Data supplied
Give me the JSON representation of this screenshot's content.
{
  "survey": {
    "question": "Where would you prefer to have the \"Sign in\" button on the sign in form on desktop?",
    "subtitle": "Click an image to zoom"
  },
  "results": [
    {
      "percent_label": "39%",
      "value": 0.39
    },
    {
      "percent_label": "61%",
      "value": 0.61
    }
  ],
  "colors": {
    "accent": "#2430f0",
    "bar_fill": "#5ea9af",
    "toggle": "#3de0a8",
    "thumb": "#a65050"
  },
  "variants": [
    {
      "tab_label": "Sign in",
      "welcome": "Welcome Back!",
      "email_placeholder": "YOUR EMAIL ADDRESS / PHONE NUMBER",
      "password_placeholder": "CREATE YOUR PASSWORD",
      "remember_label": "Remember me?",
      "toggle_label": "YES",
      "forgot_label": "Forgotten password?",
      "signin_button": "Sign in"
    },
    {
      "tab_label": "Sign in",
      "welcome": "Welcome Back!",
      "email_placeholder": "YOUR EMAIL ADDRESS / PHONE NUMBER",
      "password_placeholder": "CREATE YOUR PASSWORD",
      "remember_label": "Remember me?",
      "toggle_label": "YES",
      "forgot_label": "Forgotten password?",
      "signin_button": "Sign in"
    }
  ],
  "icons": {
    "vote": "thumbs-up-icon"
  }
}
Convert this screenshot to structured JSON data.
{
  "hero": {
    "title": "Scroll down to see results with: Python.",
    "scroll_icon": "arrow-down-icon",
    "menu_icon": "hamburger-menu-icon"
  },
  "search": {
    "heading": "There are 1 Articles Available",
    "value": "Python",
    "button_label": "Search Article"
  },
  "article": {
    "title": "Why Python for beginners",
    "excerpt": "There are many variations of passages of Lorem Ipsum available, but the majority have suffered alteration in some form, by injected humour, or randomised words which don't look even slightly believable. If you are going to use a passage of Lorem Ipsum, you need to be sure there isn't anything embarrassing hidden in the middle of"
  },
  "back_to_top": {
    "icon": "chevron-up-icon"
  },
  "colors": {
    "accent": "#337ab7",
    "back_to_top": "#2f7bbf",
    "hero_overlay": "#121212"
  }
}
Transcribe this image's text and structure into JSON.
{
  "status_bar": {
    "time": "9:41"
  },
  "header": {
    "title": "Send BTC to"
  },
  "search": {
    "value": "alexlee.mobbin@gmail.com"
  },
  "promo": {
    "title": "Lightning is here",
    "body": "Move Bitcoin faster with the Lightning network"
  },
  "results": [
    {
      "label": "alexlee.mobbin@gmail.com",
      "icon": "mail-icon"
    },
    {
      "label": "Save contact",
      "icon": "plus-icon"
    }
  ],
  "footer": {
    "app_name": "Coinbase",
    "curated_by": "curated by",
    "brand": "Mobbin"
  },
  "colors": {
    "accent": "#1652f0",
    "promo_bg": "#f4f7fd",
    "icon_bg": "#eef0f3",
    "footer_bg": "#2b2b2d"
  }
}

Set task
Transcribe, word for word, every line from the one containing "Transcribe this image's" through the final line of the entries, and nothing else.

Output of the exercise
Transcribe this image's text and structure into JSON.
{
  "status_bar": {
    "time": "9:41"
  },
  "header": {
    "title": "Send BTC to"
  },
  "search": {
    "value": "alexlee.mobbin@gmail.com"
  },
  "promo": {
    "title": "Lightning is here",
    "body": "Move Bitcoin faster with the Lightning network"
  },
  "results": [
    {
      "label": "alexlee.mobbin@gmail.com",
      "icon": "mail-icon"
    },
    {
      "label": "Save contact",
      "icon": "plus-icon"
    }
  ],
  "footer": {
    "app_name": "Coinbase",
    "curated_by": "curated by",
    "brand": "Mobbin"
  },
  "colors": {
    "accent": "#1652f0",
    "promo_bg": "#f4f7fd",
    "icon_bg": "#eef0f3",
    "footer_bg": "#2b2b2d"
  }
}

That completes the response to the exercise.